[Collected data entries]
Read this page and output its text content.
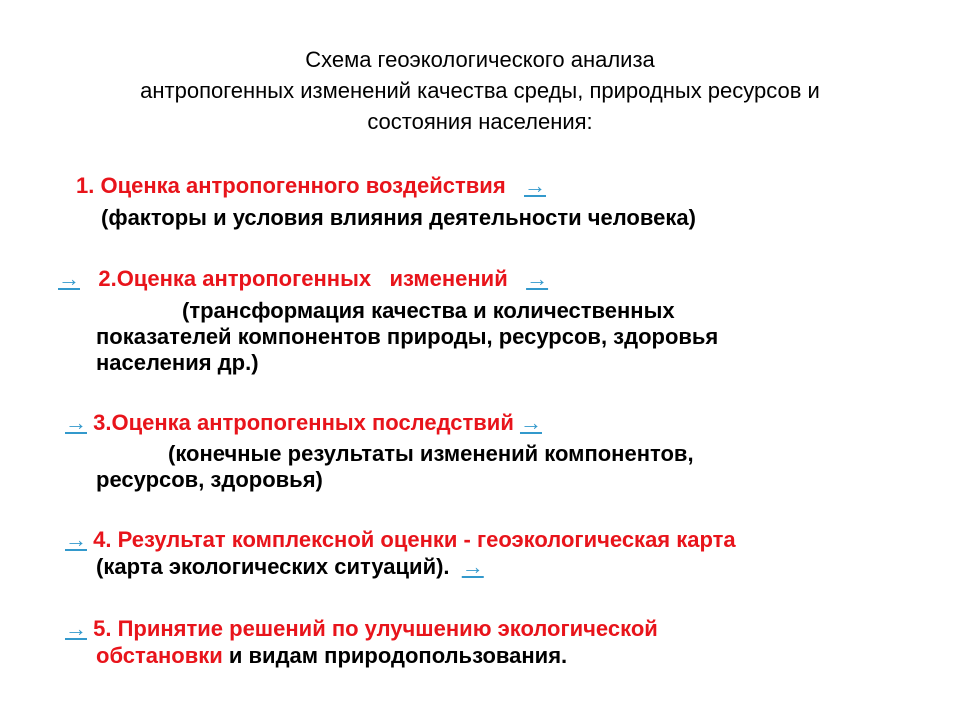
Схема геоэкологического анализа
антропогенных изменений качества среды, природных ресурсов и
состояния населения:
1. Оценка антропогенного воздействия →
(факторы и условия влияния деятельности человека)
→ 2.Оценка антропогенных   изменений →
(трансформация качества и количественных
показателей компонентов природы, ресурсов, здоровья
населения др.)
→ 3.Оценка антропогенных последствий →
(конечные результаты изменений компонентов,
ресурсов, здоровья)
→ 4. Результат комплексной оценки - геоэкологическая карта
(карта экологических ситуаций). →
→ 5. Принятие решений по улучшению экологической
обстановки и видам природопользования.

◆ Task to carry out: Restate the data above word for word. Do not include the images.

◆ In response:
Read this page and output its text content.
Схема геоэкологического анализа
антропогенных изменений качества среды, природных ресурсов и
состояния населения:
1. Оценка антропогенного воздействия →
(факторы и условия влияния деятельности человека)
→ 2.Оценка антропогенных   изменений →
(трансформация качества и количественных
показателей компонентов природы, ресурсов, здоровья
населения др.)
→ 3.Оценка антропогенных последствий →
(конечные результаты изменений компонентов,
ресурсов, здоровья)
→ 4. Результат комплексной оценки - геоэкологическая карта
(карта экологических ситуаций). →
→ 5. Принятие решений по улучшению экологической
обстановки и видам природопользования.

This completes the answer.